» **Problem requirements**
Can you print the data exactly and leave out each image?

» **Material for this task**

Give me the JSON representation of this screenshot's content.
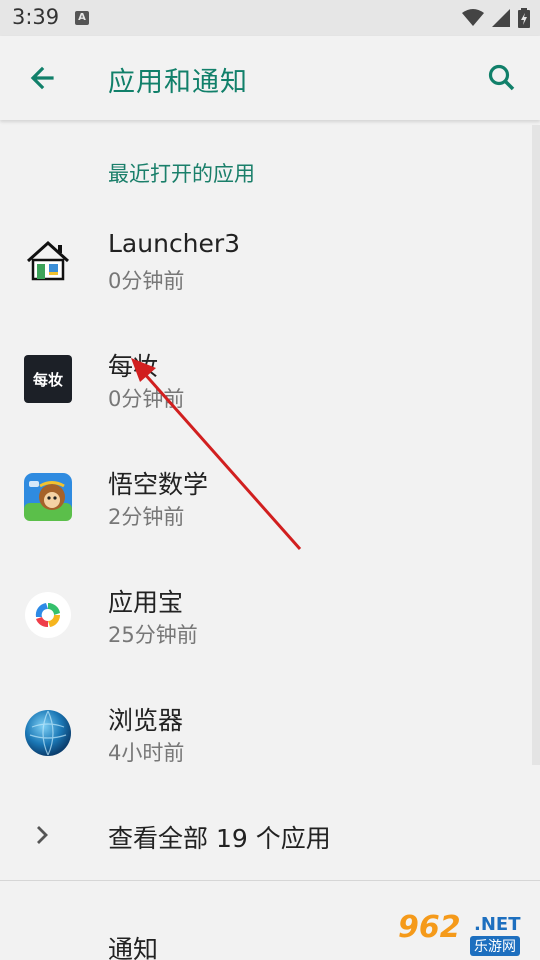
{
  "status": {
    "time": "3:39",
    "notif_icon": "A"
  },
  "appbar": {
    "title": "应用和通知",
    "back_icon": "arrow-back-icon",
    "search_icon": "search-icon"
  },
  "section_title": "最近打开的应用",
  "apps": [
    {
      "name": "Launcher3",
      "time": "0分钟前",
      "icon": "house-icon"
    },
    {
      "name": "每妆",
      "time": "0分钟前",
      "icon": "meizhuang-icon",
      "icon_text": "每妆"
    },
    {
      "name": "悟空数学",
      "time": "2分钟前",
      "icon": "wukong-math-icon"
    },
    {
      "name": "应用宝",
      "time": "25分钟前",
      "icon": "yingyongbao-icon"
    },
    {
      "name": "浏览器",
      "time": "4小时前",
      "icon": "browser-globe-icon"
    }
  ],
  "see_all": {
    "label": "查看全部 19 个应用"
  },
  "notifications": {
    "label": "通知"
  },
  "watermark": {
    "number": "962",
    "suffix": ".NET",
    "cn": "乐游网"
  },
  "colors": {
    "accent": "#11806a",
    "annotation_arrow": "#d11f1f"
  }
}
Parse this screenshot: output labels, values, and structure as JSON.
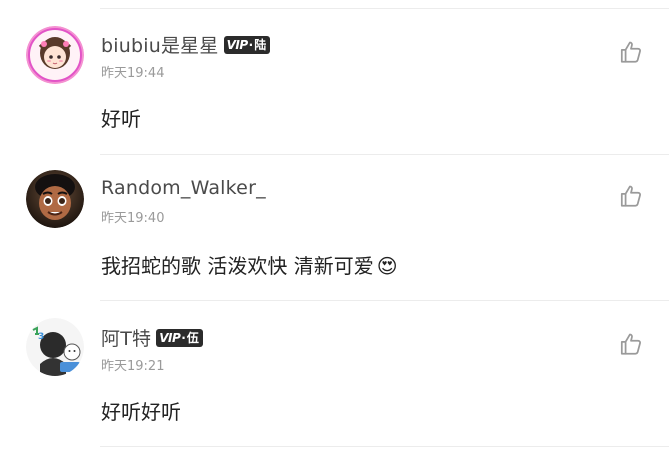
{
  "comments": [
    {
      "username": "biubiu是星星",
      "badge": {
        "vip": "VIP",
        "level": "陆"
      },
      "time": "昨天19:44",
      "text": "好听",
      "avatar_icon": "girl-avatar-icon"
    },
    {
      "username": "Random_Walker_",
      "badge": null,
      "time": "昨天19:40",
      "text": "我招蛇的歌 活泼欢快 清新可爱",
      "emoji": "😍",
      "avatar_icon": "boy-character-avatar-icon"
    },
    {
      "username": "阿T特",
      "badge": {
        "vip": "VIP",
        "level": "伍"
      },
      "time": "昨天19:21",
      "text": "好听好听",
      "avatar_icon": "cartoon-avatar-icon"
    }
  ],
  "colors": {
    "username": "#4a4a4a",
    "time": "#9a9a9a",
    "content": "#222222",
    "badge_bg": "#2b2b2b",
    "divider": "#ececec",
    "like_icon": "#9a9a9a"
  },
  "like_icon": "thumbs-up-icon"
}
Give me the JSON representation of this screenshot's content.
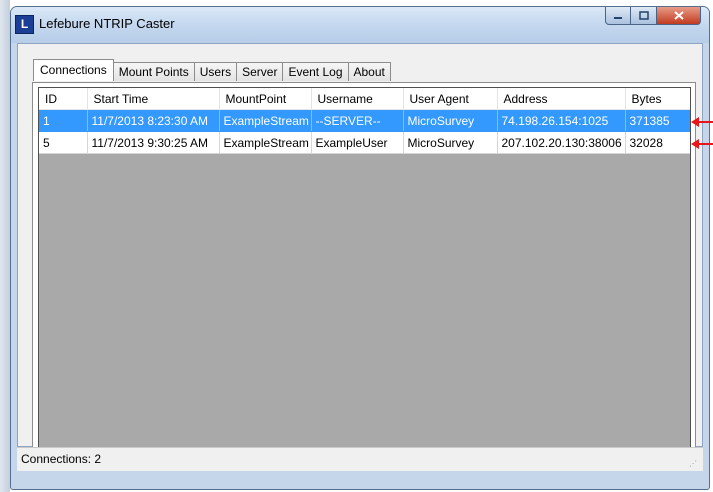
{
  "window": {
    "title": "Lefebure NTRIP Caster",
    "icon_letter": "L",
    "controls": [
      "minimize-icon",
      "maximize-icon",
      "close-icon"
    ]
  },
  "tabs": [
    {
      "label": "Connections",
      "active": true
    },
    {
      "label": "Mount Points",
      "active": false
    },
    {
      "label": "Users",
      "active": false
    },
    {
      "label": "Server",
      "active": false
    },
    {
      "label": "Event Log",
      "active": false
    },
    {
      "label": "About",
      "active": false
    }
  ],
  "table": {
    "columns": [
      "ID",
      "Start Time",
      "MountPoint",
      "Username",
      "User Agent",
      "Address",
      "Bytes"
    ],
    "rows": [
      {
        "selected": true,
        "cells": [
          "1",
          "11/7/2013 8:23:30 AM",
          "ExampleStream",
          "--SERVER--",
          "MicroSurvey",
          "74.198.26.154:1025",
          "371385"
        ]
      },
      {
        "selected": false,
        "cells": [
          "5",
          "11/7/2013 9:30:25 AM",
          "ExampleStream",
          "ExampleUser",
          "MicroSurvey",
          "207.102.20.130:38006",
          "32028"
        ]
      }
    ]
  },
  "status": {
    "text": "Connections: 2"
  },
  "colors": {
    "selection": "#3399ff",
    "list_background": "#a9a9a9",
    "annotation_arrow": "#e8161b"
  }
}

» **Response**
Give me the JSON representation of this screenshot's content.
{
  "status": {
    "time": "3:39",
    "notif_icon": "A"
  },
  "appbar": {
    "title": "应用和通知",
    "back_icon": "arrow-back-icon",
    "search_icon": "search-icon"
  },
  "section_title": "最近打开的应用",
  "apps": [
    {
      "name": "Launcher3",
      "time": "0分钟前",
      "icon": "house-icon"
    },
    {
      "name": "每妆",
      "time": "0分钟前",
      "icon": "meizhuang-icon",
      "icon_text": "每妆"
    },
    {
      "name": "悟空数学",
      "time": "2分钟前",
      "icon": "wukong-math-icon"
    },
    {
      "name": "应用宝",
      "time": "25分钟前",
      "icon": "yingyongbao-icon"
    },
    {
      "name": "浏览器",
      "time": "4小时前",
      "icon": "browser-globe-icon"
    }
  ],
  "see_all": {
    "label": "查看全部 19 个应用"
  },
  "notifications": {
    "label": "通知"
  },
  "watermark": {
    "number": "962",
    "suffix": ".NET",
    "cn": "乐游网"
  },
  "colors": {
    "accent": "#11806a",
    "annotation_arrow": "#d11f1f"
  }
}
Parse this screenshot: output labels, values, and structure as JSON.
{
  "comments": [
    {
      "username": "biubiu是星星",
      "badge": {
        "vip": "VIP",
        "level": "陆"
      },
      "time": "昨天19:44",
      "text": "好听",
      "avatar_icon": "girl-avatar-icon"
    },
    {
      "username": "Random_Walker_",
      "badge": null,
      "time": "昨天19:40",
      "text": "我招蛇的歌 活泼欢快 清新可爱",
      "emoji": "😍",
      "avatar_icon": "boy-character-avatar-icon"
    },
    {
      "username": "阿T特",
      "badge": {
        "vip": "VIP",
        "level": "伍"
      },
      "time": "昨天19:21",
      "text": "好听好听",
      "avatar_icon": "cartoon-avatar-icon"
    }
  ],
  "colors": {
    "username": "#4a4a4a",
    "time": "#9a9a9a",
    "content": "#222222",
    "badge_bg": "#2b2b2b",
    "divider": "#ececec",
    "like_icon": "#9a9a9a"
  },
  "like_icon": "thumbs-up-icon"
}
Give me the JSON representation of this screenshot's content.
{
  "window": {
    "title": "Lefebure NTRIP Caster",
    "icon_letter": "L",
    "controls": [
      "minimize-icon",
      "maximize-icon",
      "close-icon"
    ]
  },
  "tabs": [
    {
      "label": "Connections",
      "active": true
    },
    {
      "label": "Mount Points",
      "active": false
    },
    {
      "label": "Users",
      "active": false
    },
    {
      "label": "Server",
      "active": false
    },
    {
      "label": "Event Log",
      "active": false
    },
    {
      "label": "About",
      "active": false
    }
  ],
  "table": {
    "columns": [
      "ID",
      "Start Time",
      "MountPoint",
      "Username",
      "User Agent",
      "Address",
      "Bytes"
    ],
    "rows": [
      {
        "selected": true,
        "cells": [
          "1",
          "11/7/2013 8:23:30 AM",
          "ExampleStream",
          "--SERVER--",
          "MicroSurvey",
          "74.198.26.154:1025",
          "371385"
        ]
      },
      {
        "selected": false,
        "cells": [
          "5",
          "11/7/2013 9:30:25 AM",
          "ExampleStream",
          "ExampleUser",
          "MicroSurvey",
          "207.102.20.130:38006",
          "32028"
        ]
      }
    ]
  },
  "status": {
    "text": "Connections: 2"
  },
  "colors": {
    "selection": "#3399ff",
    "list_background": "#a9a9a9",
    "annotation_arrow": "#e8161b"
  }
}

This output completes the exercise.